[TEXT EXTRACT]
+ + + + +

The mode is built around the central tone, thus creating a "mirroring" scale:

Ancient Mode

The mode is similar to Messiaen's second mode, however the ancient mode has nine tones, with dense half steps around the central tone. The central tone is not a 'finalis', neither the tonic, it is just constructed in that particular way.

The mode can be transposed 12 times. It is possible to use tonal harmonic principles for modulation, such as diatonic, chromatic, or enharmonic modulation between these modes. The farthest modulation can be achieved in the distance of a major third (E – Ab – C).

Quality

The ancient mode has extremely diverse chordal possibilities. It includes a multitude of tonal associations and can create clusters, minor and major chords, pentatonic scales, diminished and augmented chords, and nearly complete major and minor scales. Comparing to all modes that can be made by combining 7, 8, or 9 tones within the frame of an octave (all their possible combinations), the ancient mode has the lowest difference-tone integrity.[1]

The difference-tone integrity means that the ancient mode produces many difference-tones outside itself; we could also say that this is phenomenological richness in reference. The highest difference-tone integrity has Messiaen's third mode, which is the opposite attitude: it refers strongly to itself. Within 8-tone scales, Messiaen's second also has low difference-tone integrity. Investigating scale classes with 7 tones shows that major and its related minor have the highest difference-tone integrity, which is opposite to the ancient mode. Thus, the lowest difference-tone integrity of the ancient mode may be the reason for its vibrating sound.[2]

Ancient mode in Zivkovic's music

Zivkovic has developed highly advanced techniques within the frame of the Ancient mode (further AM), with several striking constraints. These constraints include:

  • chromatic ancient mode
  • note movement
  • chord building
  • scale filtering

Chromatic ancient mode

Instead of using the plain, diatonic mode with 9 tones, Zivkovic has constructed several “chromatic” AMs by utilising the scale layering technique. The main principle consists of using the full chromatic scale as a starting point which is passed through the AM, by applying the filtering technique. In that way, the full chromatic scale, with all tempered tones, is at disposal and is used to construct the chromatic AM. The tones from the chromatic scale which are not found in the AM are replaced with additional tones, by repetition in the Basic construction:

Basic ancient mode
Basic ancient mode

However, Zivkovic prefers two flavours of the chromatic AM, so called Major and Minor AM:

Major ancient mode
Major ancient mode
Minor ancient mode
Minor ancient mode

References

  1. "Djuro Zivkovic, Daniel Meyer / Difference tones". Zivkovic D., Mayer D., Nierhaus G. (2015) Djuro Zivkovic/Difference Tones. In: Nierhaus G. (eds) Patterns of Intuition. Springer, Dordrecht. https://doi.org/10.1007/978-94-017-9561-6_11. doi:10.1007/978-94-017-9561-6_11. Unknown parameter |url-status= ignored (help); External link in |website= (help)

+ + + + +

[MATERIAL PROVIDED]
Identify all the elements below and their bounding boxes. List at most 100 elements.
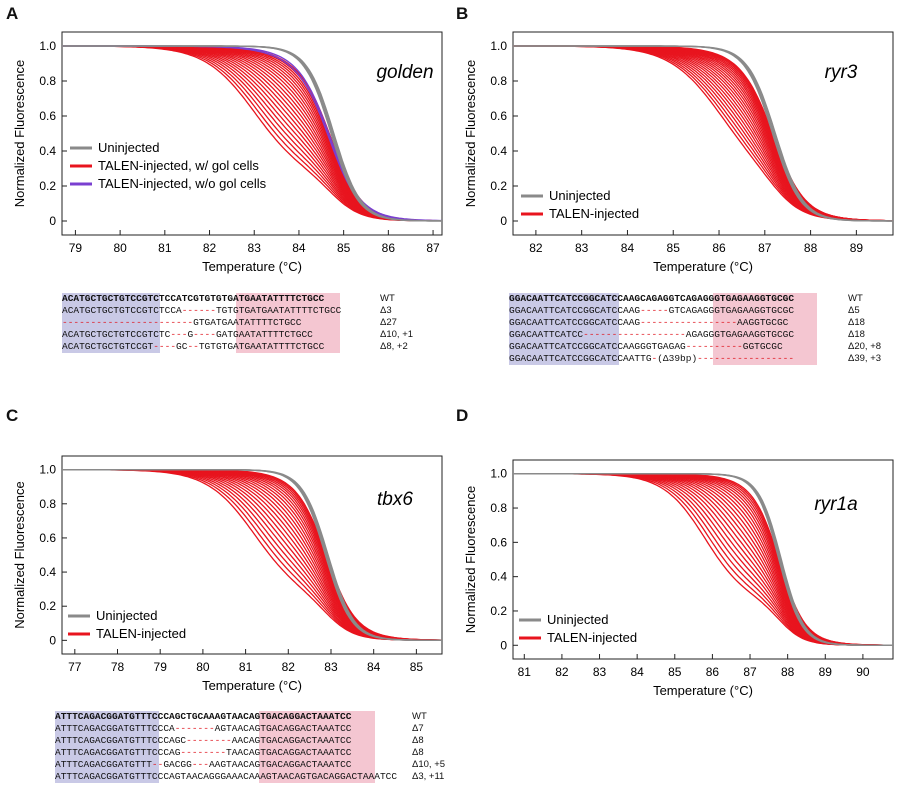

+ + + + +

[INSTRUCTION]
Answer these questions from the text on the ancient mode, one line each:
(a) How many tones does the ancient mode have?
(b) How many times can the mode be transposed?
(c) Which mode has the highest difference-tone integrity?

[RESULT FOR THIS EXERCISE]
(a) Nine tones.
(b) 12 times.
(c) Messiaen's third mode.